EXERCISE REQUIREMENTS: List all lines of the data that include the string "baking".

-- start STORED ROWS --

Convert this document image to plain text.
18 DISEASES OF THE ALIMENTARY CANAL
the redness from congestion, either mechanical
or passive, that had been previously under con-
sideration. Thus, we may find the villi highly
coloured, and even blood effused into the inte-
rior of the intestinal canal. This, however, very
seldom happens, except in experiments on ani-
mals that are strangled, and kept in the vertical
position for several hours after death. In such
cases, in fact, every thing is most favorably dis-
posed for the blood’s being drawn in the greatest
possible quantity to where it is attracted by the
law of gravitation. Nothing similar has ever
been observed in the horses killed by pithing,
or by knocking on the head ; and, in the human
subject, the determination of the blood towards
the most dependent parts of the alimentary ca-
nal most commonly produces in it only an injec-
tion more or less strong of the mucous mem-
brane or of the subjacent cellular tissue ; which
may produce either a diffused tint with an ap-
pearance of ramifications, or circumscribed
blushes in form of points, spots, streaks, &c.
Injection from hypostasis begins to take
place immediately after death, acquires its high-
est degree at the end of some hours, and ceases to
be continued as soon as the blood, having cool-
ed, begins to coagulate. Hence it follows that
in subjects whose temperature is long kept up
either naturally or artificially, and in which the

-- end STORED ROWS --
-- start STORED ROWS --

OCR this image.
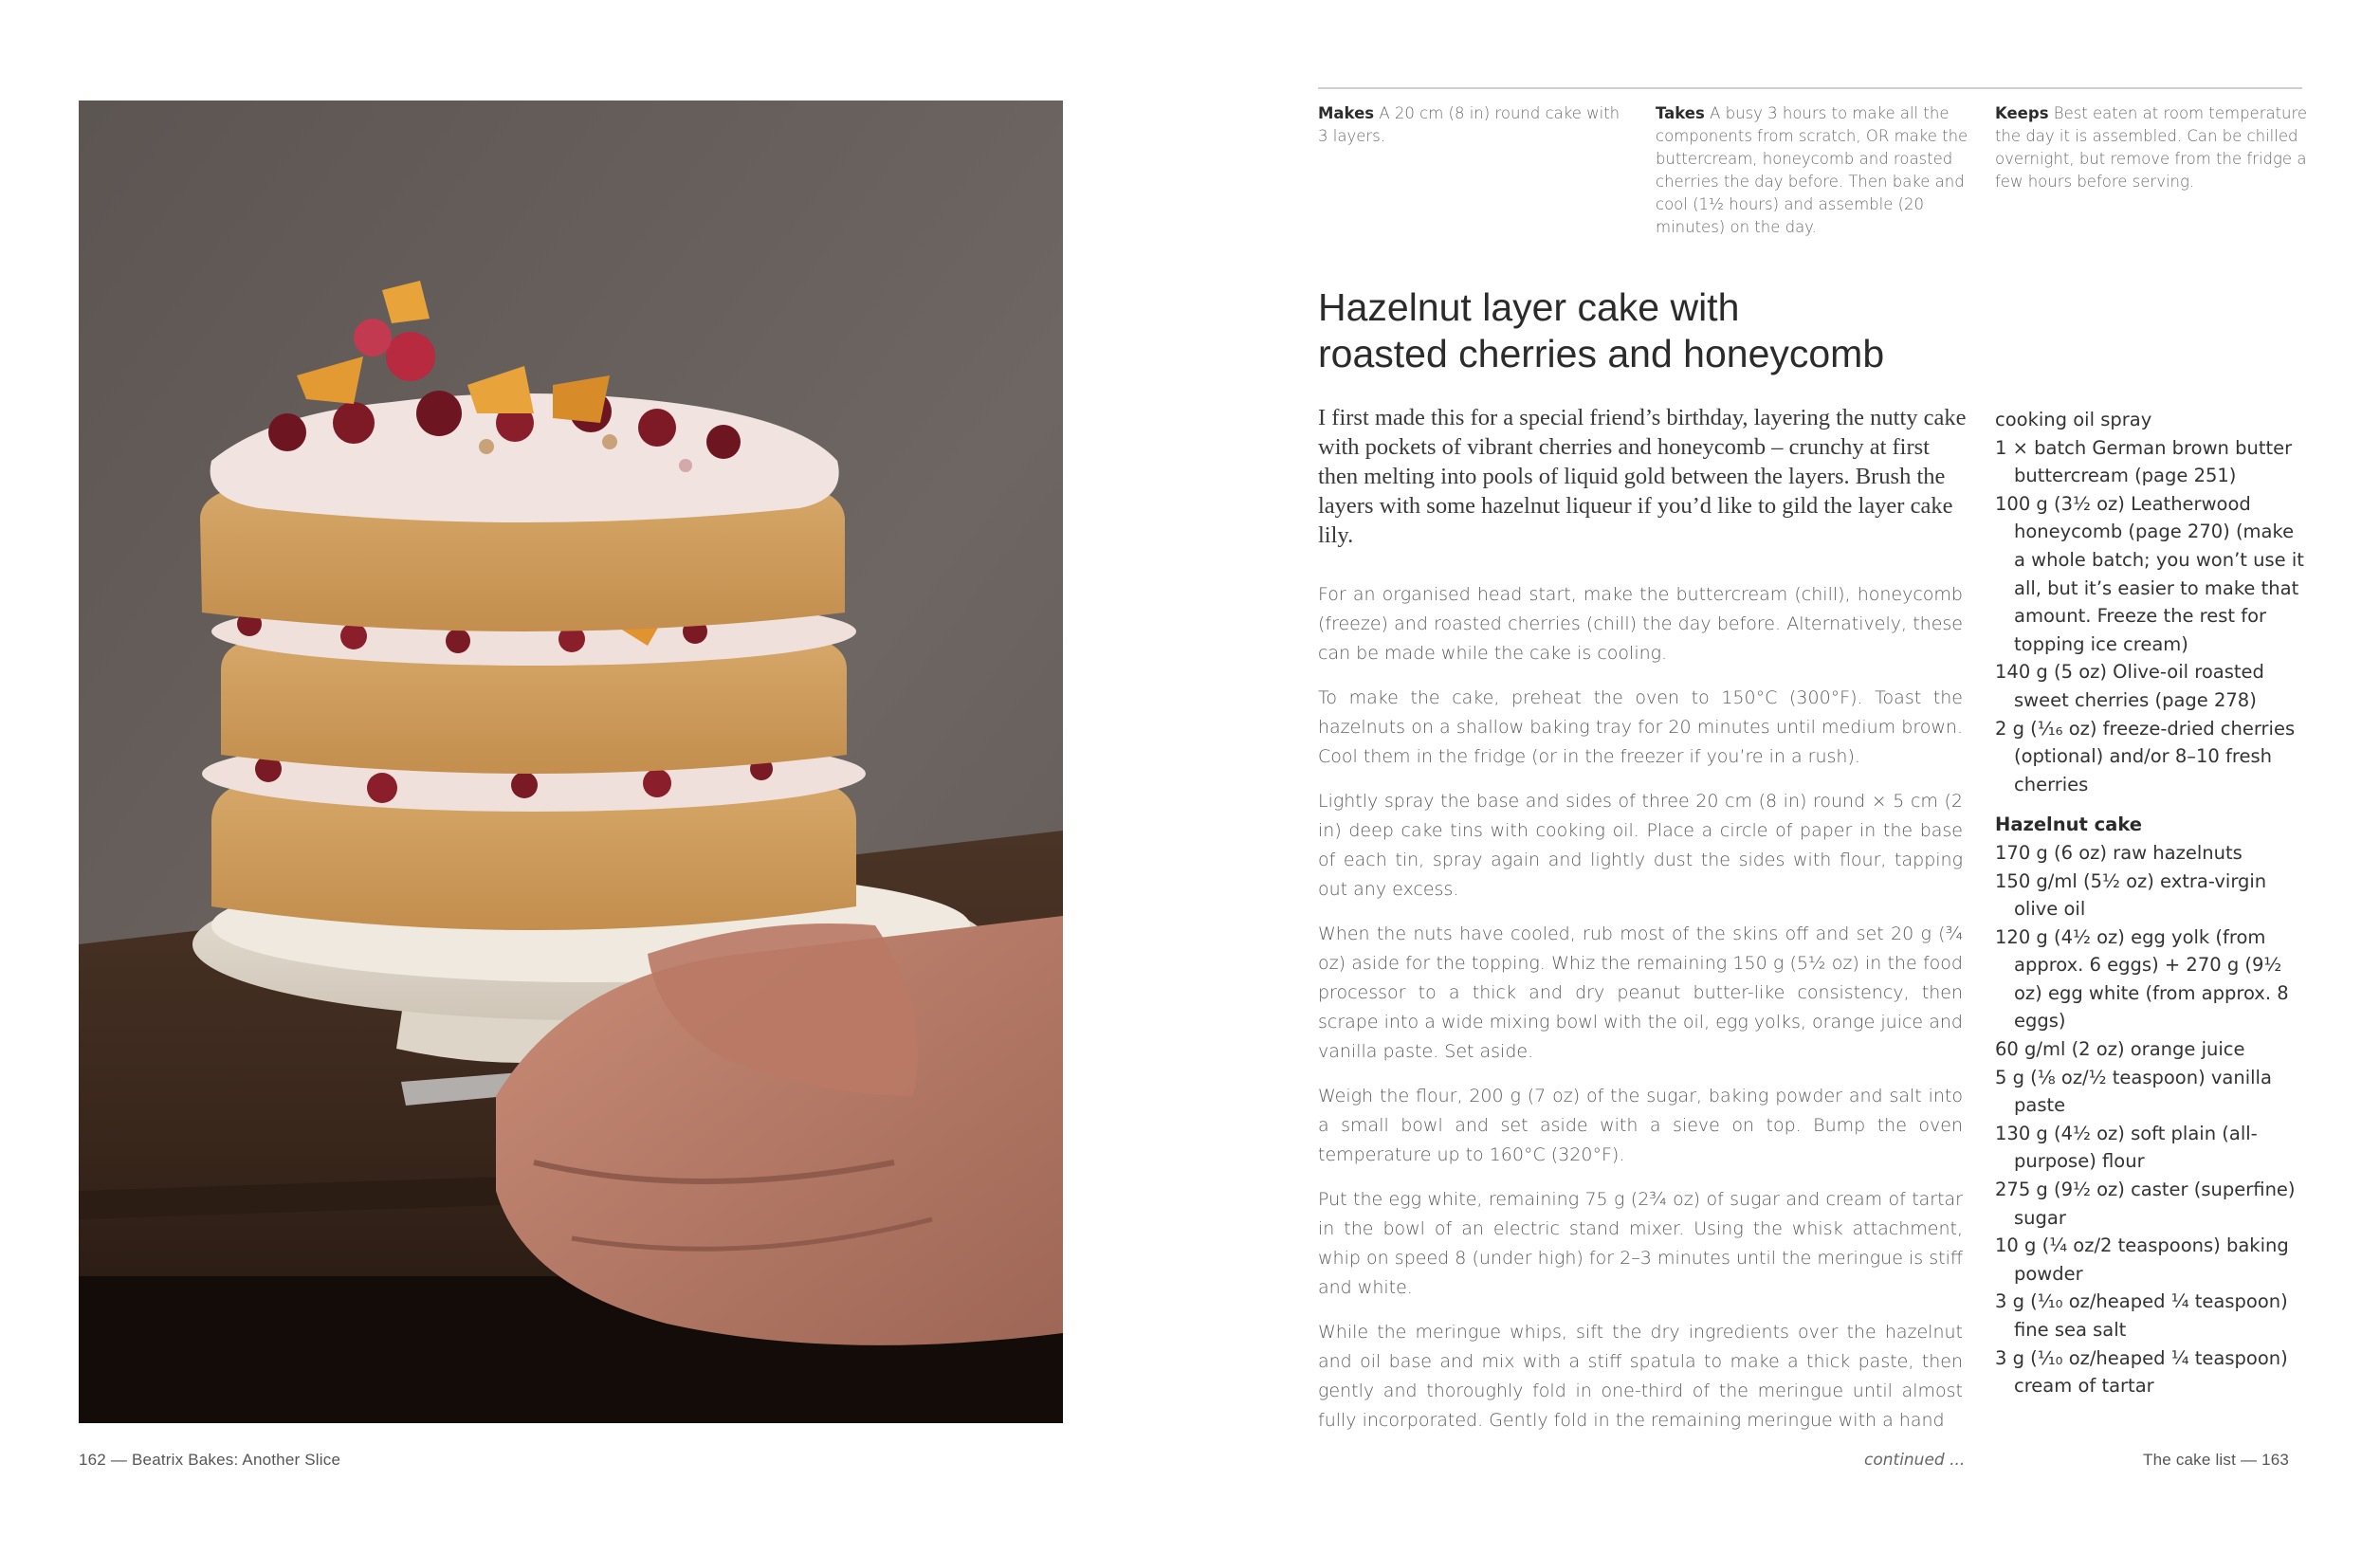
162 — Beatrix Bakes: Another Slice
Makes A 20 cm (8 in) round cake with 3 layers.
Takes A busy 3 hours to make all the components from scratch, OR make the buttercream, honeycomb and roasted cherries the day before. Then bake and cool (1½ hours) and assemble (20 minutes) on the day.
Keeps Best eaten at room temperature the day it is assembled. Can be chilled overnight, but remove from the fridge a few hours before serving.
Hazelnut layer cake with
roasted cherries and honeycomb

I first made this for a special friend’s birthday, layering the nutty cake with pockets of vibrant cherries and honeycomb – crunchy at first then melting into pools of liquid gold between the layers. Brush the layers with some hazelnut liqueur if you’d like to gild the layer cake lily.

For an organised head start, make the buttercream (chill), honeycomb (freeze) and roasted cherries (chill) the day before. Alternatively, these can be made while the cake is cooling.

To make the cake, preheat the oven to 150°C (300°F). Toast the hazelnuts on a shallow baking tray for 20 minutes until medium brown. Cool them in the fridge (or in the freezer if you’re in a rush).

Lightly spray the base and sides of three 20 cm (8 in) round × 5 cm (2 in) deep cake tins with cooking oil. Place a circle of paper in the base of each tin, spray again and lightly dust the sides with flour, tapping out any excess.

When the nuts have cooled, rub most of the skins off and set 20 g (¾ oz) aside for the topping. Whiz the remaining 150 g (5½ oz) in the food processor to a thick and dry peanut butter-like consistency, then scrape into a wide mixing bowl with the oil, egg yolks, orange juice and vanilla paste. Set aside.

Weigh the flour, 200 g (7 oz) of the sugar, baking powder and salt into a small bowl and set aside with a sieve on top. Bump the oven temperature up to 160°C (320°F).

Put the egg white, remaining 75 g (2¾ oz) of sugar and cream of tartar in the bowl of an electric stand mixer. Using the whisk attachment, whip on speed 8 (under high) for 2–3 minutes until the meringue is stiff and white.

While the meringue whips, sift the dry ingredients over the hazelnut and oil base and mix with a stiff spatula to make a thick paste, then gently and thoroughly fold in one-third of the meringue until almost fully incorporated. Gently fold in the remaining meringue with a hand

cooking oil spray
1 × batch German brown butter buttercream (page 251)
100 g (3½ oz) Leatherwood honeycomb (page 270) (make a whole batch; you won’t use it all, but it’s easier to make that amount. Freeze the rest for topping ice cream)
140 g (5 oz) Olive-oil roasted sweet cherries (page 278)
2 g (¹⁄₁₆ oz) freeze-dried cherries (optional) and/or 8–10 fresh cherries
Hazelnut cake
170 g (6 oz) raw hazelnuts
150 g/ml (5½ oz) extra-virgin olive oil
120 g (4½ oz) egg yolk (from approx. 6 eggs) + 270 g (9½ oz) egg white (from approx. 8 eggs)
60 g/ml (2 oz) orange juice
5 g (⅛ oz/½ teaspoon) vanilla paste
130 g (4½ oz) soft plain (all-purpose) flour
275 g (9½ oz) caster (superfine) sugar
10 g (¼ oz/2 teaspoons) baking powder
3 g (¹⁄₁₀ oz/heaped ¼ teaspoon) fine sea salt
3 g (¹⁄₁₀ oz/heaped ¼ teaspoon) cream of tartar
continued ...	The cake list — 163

-- end STORED ROWS --

ANSWER FOR THE TASK:
To make the cake, preheat the oven to 150°C (300°F). Toast the hazelnuts on a shallow baking tray for 20 minutes until medium brown. Cool them in the fridge (or in the freezer if you’re in a rush).
Weigh the flour, 200 g (7 oz) of the sugar, baking powder and salt into a small bowl and set aside with a sieve on top. Bump the oven temperature up to 160°C (320°F).
10 g (¼ oz/2 teaspoons) baking powder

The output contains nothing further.